• DIRECTION
Filter out everything except lines holding "using".
**** RECORDS TO PROCESS ****
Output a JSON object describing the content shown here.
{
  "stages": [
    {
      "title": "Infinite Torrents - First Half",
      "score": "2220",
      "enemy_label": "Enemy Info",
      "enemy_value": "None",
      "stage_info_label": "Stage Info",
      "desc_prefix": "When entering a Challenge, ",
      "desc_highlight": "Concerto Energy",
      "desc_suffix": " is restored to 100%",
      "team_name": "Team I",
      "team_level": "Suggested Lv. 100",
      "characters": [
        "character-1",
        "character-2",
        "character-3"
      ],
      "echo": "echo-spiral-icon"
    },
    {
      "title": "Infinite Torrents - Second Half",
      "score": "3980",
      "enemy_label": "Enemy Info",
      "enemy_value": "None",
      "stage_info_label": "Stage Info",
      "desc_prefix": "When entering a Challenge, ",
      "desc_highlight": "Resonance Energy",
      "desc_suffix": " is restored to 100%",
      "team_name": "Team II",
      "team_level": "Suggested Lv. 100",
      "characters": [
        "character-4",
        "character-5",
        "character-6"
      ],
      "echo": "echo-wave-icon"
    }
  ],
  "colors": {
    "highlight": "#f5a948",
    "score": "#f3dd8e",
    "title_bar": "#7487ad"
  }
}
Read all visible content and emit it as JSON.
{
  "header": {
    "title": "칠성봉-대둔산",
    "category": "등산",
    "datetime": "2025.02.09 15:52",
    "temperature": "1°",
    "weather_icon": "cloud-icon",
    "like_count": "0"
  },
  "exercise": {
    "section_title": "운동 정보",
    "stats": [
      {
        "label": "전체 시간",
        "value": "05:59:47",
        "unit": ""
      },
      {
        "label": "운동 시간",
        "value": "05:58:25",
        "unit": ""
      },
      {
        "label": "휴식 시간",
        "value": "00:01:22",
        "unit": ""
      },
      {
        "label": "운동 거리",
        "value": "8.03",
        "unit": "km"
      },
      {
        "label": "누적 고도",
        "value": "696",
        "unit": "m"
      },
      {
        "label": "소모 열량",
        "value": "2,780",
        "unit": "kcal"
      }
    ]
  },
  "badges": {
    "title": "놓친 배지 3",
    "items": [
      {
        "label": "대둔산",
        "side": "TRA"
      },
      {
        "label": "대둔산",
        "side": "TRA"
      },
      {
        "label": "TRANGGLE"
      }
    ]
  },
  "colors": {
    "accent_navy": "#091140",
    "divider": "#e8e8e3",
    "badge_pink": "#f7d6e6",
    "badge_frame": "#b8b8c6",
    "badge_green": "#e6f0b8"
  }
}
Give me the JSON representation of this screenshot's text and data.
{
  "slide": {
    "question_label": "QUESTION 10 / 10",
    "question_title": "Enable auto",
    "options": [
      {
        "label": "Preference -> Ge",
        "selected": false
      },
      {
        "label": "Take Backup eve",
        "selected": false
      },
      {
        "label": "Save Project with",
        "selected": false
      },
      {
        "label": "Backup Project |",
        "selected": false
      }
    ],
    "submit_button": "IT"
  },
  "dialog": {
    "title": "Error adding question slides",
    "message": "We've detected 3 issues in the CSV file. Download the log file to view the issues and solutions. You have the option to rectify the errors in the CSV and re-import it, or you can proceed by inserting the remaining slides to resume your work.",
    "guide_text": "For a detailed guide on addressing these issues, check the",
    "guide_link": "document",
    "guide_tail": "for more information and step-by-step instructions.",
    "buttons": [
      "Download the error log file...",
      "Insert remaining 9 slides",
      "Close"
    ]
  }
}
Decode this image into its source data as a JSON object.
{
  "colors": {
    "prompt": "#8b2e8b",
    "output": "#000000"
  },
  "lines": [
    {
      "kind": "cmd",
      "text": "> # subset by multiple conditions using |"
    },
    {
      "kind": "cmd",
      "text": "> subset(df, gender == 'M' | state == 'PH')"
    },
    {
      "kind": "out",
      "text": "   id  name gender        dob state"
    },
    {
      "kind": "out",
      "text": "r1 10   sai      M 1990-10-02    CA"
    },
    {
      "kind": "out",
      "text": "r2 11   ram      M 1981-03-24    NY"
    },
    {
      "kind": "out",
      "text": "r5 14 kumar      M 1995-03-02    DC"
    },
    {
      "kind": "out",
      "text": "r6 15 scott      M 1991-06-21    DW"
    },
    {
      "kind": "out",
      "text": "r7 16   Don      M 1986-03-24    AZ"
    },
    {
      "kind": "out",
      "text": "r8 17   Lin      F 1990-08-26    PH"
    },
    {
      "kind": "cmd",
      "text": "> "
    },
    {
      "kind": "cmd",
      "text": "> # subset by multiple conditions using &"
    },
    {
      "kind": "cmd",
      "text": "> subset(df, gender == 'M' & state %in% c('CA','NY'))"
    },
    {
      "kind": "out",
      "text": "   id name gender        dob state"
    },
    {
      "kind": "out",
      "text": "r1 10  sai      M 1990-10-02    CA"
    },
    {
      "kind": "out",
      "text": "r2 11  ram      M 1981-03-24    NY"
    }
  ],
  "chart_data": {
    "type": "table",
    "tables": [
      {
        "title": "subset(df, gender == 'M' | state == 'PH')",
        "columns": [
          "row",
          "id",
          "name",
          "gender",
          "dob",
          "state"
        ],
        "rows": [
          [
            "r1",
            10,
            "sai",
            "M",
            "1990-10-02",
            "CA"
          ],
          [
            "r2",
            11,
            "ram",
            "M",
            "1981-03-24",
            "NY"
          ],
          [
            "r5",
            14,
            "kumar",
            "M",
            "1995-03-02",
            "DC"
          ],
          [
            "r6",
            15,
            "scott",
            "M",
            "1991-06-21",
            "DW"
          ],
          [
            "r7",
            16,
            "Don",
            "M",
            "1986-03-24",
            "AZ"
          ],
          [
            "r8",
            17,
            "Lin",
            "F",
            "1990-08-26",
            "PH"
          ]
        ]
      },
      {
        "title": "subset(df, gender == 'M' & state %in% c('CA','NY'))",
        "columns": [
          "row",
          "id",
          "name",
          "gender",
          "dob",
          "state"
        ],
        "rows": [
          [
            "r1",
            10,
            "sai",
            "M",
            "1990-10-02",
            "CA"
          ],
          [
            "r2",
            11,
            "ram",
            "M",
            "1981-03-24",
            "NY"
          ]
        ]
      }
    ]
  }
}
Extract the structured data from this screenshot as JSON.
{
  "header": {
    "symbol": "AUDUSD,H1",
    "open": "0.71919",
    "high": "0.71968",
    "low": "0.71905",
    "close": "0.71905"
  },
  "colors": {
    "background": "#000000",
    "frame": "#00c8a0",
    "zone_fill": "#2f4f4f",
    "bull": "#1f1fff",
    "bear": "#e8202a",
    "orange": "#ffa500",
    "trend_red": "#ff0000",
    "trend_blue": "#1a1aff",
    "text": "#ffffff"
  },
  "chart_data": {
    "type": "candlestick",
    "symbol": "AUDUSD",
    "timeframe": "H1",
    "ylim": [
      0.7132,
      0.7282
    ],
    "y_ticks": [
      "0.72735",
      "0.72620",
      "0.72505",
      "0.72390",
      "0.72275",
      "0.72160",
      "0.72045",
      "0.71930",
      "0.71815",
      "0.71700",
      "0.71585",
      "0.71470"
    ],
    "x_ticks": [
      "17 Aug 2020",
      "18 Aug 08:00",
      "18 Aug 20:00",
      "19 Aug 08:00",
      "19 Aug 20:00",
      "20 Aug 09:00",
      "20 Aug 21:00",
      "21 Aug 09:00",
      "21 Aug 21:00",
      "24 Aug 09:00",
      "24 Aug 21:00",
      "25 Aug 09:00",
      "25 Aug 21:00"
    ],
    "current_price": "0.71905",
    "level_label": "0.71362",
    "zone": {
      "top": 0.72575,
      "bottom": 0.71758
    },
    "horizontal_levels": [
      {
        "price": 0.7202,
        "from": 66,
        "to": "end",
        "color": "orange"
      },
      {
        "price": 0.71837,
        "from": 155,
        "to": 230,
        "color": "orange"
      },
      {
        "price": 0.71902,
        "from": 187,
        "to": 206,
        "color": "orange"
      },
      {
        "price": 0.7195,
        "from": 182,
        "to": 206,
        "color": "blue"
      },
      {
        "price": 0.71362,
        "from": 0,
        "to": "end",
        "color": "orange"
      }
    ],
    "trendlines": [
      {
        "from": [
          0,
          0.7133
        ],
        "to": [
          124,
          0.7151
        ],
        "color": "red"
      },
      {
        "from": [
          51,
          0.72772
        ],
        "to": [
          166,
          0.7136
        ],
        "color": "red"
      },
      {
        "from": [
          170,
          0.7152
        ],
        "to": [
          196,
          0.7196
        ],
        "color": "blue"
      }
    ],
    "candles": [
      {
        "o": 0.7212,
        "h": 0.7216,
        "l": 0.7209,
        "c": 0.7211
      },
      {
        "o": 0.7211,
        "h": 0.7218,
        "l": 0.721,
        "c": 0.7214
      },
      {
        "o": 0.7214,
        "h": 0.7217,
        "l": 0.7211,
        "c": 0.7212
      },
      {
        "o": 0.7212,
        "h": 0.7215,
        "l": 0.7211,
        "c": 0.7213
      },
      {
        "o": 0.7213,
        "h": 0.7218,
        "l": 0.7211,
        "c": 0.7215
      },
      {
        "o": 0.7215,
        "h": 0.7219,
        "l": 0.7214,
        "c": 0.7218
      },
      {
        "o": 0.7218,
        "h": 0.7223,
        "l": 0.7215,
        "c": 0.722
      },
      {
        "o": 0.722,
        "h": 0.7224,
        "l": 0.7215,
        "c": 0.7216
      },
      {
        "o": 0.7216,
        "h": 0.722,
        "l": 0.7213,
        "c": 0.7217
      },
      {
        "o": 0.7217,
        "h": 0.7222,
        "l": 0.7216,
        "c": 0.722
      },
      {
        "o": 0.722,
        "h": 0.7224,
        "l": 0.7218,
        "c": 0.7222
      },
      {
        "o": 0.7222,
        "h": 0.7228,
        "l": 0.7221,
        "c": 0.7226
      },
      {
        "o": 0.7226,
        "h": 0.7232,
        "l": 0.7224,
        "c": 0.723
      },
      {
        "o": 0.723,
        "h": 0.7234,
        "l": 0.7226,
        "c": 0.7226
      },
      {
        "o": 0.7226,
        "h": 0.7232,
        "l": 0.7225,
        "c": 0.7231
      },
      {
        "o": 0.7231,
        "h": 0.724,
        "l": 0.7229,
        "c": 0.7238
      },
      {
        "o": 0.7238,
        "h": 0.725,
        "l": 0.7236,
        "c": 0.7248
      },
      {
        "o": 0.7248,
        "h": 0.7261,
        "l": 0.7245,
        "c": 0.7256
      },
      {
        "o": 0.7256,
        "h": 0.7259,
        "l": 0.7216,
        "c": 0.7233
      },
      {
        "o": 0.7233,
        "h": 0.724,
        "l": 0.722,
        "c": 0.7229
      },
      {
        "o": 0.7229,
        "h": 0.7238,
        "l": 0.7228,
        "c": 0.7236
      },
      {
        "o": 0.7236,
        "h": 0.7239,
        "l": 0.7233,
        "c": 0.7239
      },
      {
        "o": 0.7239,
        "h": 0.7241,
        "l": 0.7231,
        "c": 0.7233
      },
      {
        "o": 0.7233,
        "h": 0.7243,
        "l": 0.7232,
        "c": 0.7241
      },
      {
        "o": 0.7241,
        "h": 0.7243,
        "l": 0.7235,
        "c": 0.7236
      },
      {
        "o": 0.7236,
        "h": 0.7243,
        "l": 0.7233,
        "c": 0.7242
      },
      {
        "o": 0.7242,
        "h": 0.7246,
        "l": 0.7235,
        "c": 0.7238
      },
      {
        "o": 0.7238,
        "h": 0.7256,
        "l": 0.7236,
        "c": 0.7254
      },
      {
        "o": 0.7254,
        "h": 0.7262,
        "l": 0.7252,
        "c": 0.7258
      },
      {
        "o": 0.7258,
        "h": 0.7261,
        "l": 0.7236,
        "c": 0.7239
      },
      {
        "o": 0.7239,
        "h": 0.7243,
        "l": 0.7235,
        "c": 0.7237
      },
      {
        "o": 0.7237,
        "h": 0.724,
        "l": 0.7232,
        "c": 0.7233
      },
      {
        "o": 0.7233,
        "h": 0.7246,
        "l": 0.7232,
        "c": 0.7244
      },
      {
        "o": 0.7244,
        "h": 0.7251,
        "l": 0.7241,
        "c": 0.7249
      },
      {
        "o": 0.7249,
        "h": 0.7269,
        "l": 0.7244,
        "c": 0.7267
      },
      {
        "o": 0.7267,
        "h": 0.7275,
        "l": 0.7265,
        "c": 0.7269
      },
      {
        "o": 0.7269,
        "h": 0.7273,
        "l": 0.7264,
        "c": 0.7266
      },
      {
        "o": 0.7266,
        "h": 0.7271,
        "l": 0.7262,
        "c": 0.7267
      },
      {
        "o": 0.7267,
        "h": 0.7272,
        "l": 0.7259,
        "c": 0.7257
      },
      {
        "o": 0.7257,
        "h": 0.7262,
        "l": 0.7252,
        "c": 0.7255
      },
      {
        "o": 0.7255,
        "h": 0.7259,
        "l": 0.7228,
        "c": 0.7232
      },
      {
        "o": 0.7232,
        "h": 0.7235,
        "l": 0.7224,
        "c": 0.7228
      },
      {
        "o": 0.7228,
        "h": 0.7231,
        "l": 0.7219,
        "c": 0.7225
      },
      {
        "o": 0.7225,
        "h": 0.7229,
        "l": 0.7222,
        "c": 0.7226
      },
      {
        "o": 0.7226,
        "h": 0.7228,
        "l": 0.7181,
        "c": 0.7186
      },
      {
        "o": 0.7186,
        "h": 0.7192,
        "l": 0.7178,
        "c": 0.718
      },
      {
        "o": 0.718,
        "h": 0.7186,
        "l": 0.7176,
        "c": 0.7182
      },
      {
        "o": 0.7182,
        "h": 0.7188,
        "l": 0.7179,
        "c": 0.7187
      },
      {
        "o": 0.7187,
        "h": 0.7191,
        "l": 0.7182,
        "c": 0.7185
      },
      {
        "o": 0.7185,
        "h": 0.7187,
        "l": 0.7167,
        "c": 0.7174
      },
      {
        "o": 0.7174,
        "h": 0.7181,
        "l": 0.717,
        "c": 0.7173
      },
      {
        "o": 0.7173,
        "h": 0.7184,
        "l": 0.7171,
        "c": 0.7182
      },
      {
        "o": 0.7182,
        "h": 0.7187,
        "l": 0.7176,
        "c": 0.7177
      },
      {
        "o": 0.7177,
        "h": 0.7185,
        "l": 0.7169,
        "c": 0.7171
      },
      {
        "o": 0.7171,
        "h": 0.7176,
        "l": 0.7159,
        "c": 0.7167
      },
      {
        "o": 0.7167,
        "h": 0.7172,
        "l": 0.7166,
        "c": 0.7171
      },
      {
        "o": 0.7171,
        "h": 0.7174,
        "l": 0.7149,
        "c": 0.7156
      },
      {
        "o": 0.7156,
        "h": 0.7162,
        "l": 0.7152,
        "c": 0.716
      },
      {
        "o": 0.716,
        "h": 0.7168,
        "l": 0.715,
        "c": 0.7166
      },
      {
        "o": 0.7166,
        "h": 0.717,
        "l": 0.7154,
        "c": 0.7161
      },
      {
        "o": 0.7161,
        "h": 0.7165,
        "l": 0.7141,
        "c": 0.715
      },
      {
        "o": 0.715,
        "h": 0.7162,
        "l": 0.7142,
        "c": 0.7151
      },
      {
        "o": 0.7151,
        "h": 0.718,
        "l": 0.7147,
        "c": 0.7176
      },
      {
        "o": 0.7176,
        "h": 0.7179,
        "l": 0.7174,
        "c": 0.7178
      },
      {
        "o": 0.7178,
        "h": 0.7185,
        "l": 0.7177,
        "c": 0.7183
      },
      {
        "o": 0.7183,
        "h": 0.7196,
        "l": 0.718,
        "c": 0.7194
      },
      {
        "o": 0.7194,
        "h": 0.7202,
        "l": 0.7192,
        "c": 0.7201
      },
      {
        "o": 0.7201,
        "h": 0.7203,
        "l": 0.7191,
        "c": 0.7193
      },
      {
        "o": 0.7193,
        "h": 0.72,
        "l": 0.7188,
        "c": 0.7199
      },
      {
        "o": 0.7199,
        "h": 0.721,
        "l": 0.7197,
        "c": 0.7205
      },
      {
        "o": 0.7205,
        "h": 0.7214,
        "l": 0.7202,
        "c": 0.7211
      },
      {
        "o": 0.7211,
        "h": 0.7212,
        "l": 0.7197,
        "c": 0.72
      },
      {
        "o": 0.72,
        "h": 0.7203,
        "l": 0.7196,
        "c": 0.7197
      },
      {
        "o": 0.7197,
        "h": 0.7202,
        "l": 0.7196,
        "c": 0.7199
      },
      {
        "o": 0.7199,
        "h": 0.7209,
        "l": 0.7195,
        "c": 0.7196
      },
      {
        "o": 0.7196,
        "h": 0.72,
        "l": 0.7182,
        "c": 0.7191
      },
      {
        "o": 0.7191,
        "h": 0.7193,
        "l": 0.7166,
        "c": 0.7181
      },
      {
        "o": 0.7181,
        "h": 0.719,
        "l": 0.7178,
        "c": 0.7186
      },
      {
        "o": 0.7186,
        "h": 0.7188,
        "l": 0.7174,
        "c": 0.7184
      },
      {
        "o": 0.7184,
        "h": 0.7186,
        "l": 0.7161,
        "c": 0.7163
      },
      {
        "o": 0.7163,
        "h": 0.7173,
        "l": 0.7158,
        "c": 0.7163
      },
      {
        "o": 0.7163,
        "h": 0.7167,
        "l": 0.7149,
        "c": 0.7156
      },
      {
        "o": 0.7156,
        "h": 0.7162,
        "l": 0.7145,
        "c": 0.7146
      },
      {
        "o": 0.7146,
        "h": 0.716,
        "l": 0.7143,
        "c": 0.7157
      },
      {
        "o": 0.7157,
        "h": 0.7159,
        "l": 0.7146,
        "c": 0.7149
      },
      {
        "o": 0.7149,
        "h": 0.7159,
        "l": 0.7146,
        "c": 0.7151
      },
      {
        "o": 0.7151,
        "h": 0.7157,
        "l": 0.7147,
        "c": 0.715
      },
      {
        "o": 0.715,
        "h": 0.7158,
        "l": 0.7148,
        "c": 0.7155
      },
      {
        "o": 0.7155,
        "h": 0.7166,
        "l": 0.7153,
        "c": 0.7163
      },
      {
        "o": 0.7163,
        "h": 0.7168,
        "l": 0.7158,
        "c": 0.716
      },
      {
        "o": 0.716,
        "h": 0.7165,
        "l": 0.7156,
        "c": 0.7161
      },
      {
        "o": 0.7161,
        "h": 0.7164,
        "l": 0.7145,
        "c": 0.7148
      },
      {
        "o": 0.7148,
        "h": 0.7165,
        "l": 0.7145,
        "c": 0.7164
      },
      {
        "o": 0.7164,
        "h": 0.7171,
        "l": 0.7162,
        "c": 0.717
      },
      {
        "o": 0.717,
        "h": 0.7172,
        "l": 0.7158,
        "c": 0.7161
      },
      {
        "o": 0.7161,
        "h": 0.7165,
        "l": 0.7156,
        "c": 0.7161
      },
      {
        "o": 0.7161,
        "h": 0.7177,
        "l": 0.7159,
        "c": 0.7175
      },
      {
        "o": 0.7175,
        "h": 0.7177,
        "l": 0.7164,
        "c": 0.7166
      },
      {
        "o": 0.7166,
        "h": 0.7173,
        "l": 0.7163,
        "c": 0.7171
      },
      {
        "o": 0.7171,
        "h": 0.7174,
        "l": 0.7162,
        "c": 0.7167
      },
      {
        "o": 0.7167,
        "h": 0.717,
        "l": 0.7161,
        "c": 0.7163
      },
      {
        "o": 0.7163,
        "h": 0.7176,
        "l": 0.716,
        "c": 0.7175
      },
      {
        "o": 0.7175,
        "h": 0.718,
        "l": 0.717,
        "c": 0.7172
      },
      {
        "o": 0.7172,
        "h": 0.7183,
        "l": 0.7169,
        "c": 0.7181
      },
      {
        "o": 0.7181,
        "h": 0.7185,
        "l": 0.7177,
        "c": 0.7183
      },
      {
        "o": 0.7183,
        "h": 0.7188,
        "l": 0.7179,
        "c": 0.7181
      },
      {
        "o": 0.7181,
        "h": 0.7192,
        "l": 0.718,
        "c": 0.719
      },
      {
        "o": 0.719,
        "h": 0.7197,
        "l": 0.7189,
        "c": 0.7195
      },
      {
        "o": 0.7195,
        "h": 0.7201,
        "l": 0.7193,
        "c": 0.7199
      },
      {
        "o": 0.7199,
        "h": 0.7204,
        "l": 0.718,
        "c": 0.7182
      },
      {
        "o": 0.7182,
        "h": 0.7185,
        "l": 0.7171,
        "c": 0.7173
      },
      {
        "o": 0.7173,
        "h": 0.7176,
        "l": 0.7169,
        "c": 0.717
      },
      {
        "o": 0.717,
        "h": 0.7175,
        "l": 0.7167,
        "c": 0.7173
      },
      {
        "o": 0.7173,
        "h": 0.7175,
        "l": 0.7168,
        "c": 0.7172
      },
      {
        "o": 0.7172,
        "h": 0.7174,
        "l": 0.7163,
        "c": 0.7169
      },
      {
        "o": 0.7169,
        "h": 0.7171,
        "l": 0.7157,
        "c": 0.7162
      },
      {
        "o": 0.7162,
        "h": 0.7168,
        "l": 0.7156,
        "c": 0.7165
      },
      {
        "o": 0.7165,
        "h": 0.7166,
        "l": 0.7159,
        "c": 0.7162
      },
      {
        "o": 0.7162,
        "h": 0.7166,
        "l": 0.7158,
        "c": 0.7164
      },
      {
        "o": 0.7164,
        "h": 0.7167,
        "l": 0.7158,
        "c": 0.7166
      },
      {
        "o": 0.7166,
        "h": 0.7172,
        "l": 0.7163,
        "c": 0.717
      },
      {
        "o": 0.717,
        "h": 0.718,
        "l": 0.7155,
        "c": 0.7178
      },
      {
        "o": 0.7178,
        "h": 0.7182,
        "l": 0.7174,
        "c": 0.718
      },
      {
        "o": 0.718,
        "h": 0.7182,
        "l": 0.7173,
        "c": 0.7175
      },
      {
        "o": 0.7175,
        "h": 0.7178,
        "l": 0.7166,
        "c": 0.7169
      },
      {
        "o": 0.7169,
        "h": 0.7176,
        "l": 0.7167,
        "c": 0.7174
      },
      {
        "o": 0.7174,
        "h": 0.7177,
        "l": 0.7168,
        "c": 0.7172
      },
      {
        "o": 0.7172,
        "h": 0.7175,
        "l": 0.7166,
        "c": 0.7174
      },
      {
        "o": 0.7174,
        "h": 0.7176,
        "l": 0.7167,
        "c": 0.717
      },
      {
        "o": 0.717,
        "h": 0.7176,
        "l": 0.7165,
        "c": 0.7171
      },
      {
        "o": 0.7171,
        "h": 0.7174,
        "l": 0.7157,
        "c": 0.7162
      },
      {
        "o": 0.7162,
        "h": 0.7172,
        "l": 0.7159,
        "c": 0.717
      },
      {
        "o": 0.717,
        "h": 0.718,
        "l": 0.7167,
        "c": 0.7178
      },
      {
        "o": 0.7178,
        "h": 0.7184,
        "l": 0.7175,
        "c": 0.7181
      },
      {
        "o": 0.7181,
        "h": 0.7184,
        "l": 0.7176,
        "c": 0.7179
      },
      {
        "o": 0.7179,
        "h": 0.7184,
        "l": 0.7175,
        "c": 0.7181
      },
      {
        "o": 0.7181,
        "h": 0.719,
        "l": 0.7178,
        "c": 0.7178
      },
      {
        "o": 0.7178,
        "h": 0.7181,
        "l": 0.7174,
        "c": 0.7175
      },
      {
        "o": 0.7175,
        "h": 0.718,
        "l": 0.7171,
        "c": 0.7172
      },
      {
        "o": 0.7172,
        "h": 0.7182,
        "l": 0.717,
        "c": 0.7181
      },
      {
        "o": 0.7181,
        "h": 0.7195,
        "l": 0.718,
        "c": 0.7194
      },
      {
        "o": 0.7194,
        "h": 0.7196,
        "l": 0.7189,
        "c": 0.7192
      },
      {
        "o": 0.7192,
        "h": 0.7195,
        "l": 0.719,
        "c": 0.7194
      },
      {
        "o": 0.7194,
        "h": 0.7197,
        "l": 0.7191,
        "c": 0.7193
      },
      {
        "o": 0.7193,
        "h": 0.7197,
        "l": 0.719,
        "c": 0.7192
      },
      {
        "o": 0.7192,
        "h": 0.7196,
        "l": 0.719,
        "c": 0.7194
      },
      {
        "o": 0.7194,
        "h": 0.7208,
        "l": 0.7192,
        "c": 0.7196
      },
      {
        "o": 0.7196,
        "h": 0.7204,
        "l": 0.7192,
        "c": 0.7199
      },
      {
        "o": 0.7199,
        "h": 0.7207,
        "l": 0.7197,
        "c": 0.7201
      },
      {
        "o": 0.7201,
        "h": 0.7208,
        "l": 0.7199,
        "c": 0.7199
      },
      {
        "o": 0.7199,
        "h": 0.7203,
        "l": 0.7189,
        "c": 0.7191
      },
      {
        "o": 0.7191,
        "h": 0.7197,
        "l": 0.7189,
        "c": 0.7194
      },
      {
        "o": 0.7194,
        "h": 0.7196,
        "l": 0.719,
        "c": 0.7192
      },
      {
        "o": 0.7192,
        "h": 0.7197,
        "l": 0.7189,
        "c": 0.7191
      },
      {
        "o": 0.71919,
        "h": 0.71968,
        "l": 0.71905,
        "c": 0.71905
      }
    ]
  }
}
****
• COMPLETE OUTPUT
      "text": "> # subset by multiple conditions using |"
      "text": "> # subset by multiple conditions using &"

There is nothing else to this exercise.